**What is asked**
Make an exact copy of the listing below.

[Records about charts and figures]
* * * * * * * * *

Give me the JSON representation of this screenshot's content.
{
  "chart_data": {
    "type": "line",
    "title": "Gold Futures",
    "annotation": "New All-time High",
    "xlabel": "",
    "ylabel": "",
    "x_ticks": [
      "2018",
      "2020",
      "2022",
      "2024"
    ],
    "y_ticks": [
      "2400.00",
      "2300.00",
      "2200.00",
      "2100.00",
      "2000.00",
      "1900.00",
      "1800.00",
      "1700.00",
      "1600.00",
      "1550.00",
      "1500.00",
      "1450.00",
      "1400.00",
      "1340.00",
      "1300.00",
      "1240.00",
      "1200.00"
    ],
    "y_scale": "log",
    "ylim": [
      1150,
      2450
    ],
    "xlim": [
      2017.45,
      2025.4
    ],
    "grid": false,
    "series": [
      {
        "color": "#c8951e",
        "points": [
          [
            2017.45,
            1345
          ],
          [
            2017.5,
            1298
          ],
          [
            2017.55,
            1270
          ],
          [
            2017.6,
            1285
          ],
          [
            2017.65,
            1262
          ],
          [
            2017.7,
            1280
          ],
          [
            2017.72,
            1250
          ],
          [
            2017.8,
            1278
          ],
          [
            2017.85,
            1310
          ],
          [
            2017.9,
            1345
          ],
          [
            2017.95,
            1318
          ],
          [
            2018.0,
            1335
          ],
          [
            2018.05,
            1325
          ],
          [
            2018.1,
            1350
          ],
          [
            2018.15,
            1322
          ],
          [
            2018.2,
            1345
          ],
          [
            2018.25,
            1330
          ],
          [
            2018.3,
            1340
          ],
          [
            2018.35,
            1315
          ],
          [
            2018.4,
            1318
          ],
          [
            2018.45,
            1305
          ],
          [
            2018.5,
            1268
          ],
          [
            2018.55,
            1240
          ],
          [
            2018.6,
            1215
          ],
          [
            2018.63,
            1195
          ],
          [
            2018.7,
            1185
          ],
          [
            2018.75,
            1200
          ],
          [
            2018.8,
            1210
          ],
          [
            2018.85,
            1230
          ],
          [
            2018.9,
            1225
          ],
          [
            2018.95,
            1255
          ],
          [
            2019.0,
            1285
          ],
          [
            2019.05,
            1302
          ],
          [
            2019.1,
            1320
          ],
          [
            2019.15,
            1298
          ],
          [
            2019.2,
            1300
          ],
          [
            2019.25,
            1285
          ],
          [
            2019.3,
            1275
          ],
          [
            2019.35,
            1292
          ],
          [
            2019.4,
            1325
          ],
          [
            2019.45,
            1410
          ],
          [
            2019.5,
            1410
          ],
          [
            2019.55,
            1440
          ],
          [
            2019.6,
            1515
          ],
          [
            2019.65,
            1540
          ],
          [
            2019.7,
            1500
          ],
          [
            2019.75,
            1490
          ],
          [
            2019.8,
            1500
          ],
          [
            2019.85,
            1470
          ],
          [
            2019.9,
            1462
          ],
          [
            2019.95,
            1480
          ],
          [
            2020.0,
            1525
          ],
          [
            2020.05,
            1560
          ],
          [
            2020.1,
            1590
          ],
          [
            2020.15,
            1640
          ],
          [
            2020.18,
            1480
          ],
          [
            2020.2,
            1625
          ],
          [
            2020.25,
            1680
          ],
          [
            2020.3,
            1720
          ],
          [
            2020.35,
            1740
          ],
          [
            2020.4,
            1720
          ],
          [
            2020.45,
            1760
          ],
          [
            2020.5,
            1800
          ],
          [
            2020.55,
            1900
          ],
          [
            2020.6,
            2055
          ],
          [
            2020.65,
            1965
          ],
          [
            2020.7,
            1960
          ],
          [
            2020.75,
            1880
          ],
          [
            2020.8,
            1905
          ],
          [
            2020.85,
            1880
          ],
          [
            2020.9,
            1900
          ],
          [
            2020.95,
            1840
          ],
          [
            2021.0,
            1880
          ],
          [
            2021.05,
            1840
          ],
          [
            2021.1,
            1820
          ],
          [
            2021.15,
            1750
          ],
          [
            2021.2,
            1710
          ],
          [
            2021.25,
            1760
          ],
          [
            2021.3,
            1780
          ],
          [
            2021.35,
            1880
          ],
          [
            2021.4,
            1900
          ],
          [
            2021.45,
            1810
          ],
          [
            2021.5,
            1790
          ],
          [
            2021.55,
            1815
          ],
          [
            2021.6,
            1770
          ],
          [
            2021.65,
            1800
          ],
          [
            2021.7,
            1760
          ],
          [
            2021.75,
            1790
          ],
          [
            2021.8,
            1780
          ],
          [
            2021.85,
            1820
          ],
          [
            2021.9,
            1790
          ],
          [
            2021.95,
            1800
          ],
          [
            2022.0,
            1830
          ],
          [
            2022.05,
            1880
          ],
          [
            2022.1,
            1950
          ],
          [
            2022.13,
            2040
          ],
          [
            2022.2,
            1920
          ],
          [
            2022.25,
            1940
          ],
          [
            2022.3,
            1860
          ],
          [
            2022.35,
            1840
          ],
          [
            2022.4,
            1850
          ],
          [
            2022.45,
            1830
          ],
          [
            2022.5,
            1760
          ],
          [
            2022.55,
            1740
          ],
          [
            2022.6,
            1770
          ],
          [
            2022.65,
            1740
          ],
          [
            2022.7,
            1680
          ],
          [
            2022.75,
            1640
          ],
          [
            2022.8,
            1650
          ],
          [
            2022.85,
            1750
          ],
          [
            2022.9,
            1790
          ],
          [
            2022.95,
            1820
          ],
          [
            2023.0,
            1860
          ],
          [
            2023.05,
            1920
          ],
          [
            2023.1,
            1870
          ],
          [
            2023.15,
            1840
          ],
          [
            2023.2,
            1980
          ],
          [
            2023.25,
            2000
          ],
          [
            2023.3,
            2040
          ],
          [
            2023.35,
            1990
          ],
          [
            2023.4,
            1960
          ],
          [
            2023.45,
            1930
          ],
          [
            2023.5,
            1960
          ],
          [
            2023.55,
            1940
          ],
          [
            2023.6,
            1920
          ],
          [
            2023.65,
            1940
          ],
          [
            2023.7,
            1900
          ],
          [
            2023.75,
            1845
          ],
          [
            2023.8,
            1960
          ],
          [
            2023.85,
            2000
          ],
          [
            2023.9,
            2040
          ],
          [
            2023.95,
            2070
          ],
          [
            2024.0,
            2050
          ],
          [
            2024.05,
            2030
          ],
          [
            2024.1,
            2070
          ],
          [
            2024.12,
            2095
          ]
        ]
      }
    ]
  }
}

* * * * * * * * *

**Response**
Give me the JSON representation of this screenshot's content.
{
  "chart_data": {
    "type": "line",
    "title": "Gold Futures",
    "annotation": "New All-time High",
    "xlabel": "",
    "ylabel": "",
    "x_ticks": [
      "2018",
      "2020",
      "2022",
      "2024"
    ],
    "y_ticks": [
      "2400.00",
      "2300.00",
      "2200.00",
      "2100.00",
      "2000.00",
      "1900.00",
      "1800.00",
      "1700.00",
      "1600.00",
      "1550.00",
      "1500.00",
      "1450.00",
      "1400.00",
      "1340.00",
      "1300.00",
      "1240.00",
      "1200.00"
    ],
    "y_scale": "log",
    "ylim": [
      1150,
      2450
    ],
    "xlim": [
      2017.45,
      2025.4
    ],
    "grid": false,
    "series": [
      {
        "color": "#c8951e",
        "points": [
          [
            2017.45,
            1345
          ],
          [
            2017.5,
            1298
          ],
          [
            2017.55,
            1270
          ],
          [
            2017.6,
            1285
          ],
          [
            2017.65,
            1262
          ],
          [
            2017.7,
            1280
          ],
          [
            2017.72,
            1250
          ],
          [
            2017.8,
            1278
          ],
          [
            2017.85,
            1310
          ],
          [
            2017.9,
            1345
          ],
          [
            2017.95,
            1318
          ],
          [
            2018.0,
            1335
          ],
          [
            2018.05,
            1325
          ],
          [
            2018.1,
            1350
          ],
          [
            2018.15,
            1322
          ],
          [
            2018.2,
            1345
          ],
          [
            2018.25,
            1330
          ],
          [
            2018.3,
            1340
          ],
          [
            2018.35,
            1315
          ],
          [
            2018.4,
            1318
          ],
          [
            2018.45,
            1305
          ],
          [
            2018.5,
            1268
          ],
          [
            2018.55,
            1240
          ],
          [
            2018.6,
            1215
          ],
          [
            2018.63,
            1195
          ],
          [
            2018.7,
            1185
          ],
          [
            2018.75,
            1200
          ],
          [
            2018.8,
            1210
          ],
          [
            2018.85,
            1230
          ],
          [
            2018.9,
            1225
          ],
          [
            2018.95,
            1255
          ],
          [
            2019.0,
            1285
          ],
          [
            2019.05,
            1302
          ],
          [
            2019.1,
            1320
          ],
          [
            2019.15,
            1298
          ],
          [
            2019.2,
            1300
          ],
          [
            2019.25,
            1285
          ],
          [
            2019.3,
            1275
          ],
          [
            2019.35,
            1292
          ],
          [
            2019.4,
            1325
          ],
          [
            2019.45,
            1410
          ],
          [
            2019.5,
            1410
          ],
          [
            2019.55,
            1440
          ],
          [
            2019.6,
            1515
          ],
          [
            2019.65,
            1540
          ],
          [
            2019.7,
            1500
          ],
          [
            2019.75,
            1490
          ],
          [
            2019.8,
            1500
          ],
          [
            2019.85,
            1470
          ],
          [
            2019.9,
            1462
          ],
          [
            2019.95,
            1480
          ],
          [
            2020.0,
            1525
          ],
          [
            2020.05,
            1560
          ],
          [
            2020.1,
            1590
          ],
          [
            2020.15,
            1640
          ],
          [
            2020.18,
            1480
          ],
          [
            2020.2,
            1625
          ],
          [
            2020.25,
            1680
          ],
          [
            2020.3,
            1720
          ],
          [
            2020.35,
            1740
          ],
          [
            2020.4,
            1720
          ],
          [
            2020.45,
            1760
          ],
          [
            2020.5,
            1800
          ],
          [
            2020.55,
            1900
          ],
          [
            2020.6,
            2055
          ],
          [
            2020.65,
            1965
          ],
          [
            2020.7,
            1960
          ],
          [
            2020.75,
            1880
          ],
          [
            2020.8,
            1905
          ],
          [
            2020.85,
            1880
          ],
          [
            2020.9,
            1900
          ],
          [
            2020.95,
            1840
          ],
          [
            2021.0,
            1880
          ],
          [
            2021.05,
            1840
          ],
          [
            2021.1,
            1820
          ],
          [
            2021.15,
            1750
          ],
          [
            2021.2,
            1710
          ],
          [
            2021.25,
            1760
          ],
          [
            2021.3,
            1780
          ],
          [
            2021.35,
            1880
          ],
          [
            2021.4,
            1900
          ],
          [
            2021.45,
            1810
          ],
          [
            2021.5,
            1790
          ],
          [
            2021.55,
            1815
          ],
          [
            2021.6,
            1770
          ],
          [
            2021.65,
            1800
          ],
          [
            2021.7,
            1760
          ],
          [
            2021.75,
            1790
          ],
          [
            2021.8,
            1780
          ],
          [
            2021.85,
            1820
          ],
          [
            2021.9,
            1790
          ],
          [
            2021.95,
            1800
          ],
          [
            2022.0,
            1830
          ],
          [
            2022.05,
            1880
          ],
          [
            2022.1,
            1950
          ],
          [
            2022.13,
            2040
          ],
          [
            2022.2,
            1920
          ],
          [
            2022.25,
            1940
          ],
          [
            2022.3,
            1860
          ],
          [
            2022.35,
            1840
          ],
          [
            2022.4,
            1850
          ],
          [
            2022.45,
            1830
          ],
          [
            2022.5,
            1760
          ],
          [
            2022.55,
            1740
          ],
          [
            2022.6,
            1770
          ],
          [
            2022.65,
            1740
          ],
          [
            2022.7,
            1680
          ],
          [
            2022.75,
            1640
          ],
          [
            2022.8,
            1650
          ],
          [
            2022.85,
            1750
          ],
          [
            2022.9,
            1790
          ],
          [
            2022.95,
            1820
          ],
          [
            2023.0,
            1860
          ],
          [
            2023.05,
            1920
          ],
          [
            2023.1,
            1870
          ],
          [
            2023.15,
            1840
          ],
          [
            2023.2,
            1980
          ],
          [
            2023.25,
            2000
          ],
          [
            2023.3,
            2040
          ],
          [
            2023.35,
            1990
          ],
          [
            2023.4,
            1960
          ],
          [
            2023.45,
            1930
          ],
          [
            2023.5,
            1960
          ],
          [
            2023.55,
            1940
          ],
          [
            2023.6,
            1920
          ],
          [
            2023.65,
            1940
          ],
          [
            2023.7,
            1900
          ],
          [
            2023.75,
            1845
          ],
          [
            2023.8,
            1960
          ],
          [
            2023.85,
            2000
          ],
          [
            2023.9,
            2040
          ],
          [
            2023.95,
            2070
          ],
          [
            2024.0,
            2050
          ],
          [
            2024.05,
            2030
          ],
          [
            2024.1,
            2070
          ],
          [
            2024.12,
            2095
          ]
        ]
      }
    ]
  }
}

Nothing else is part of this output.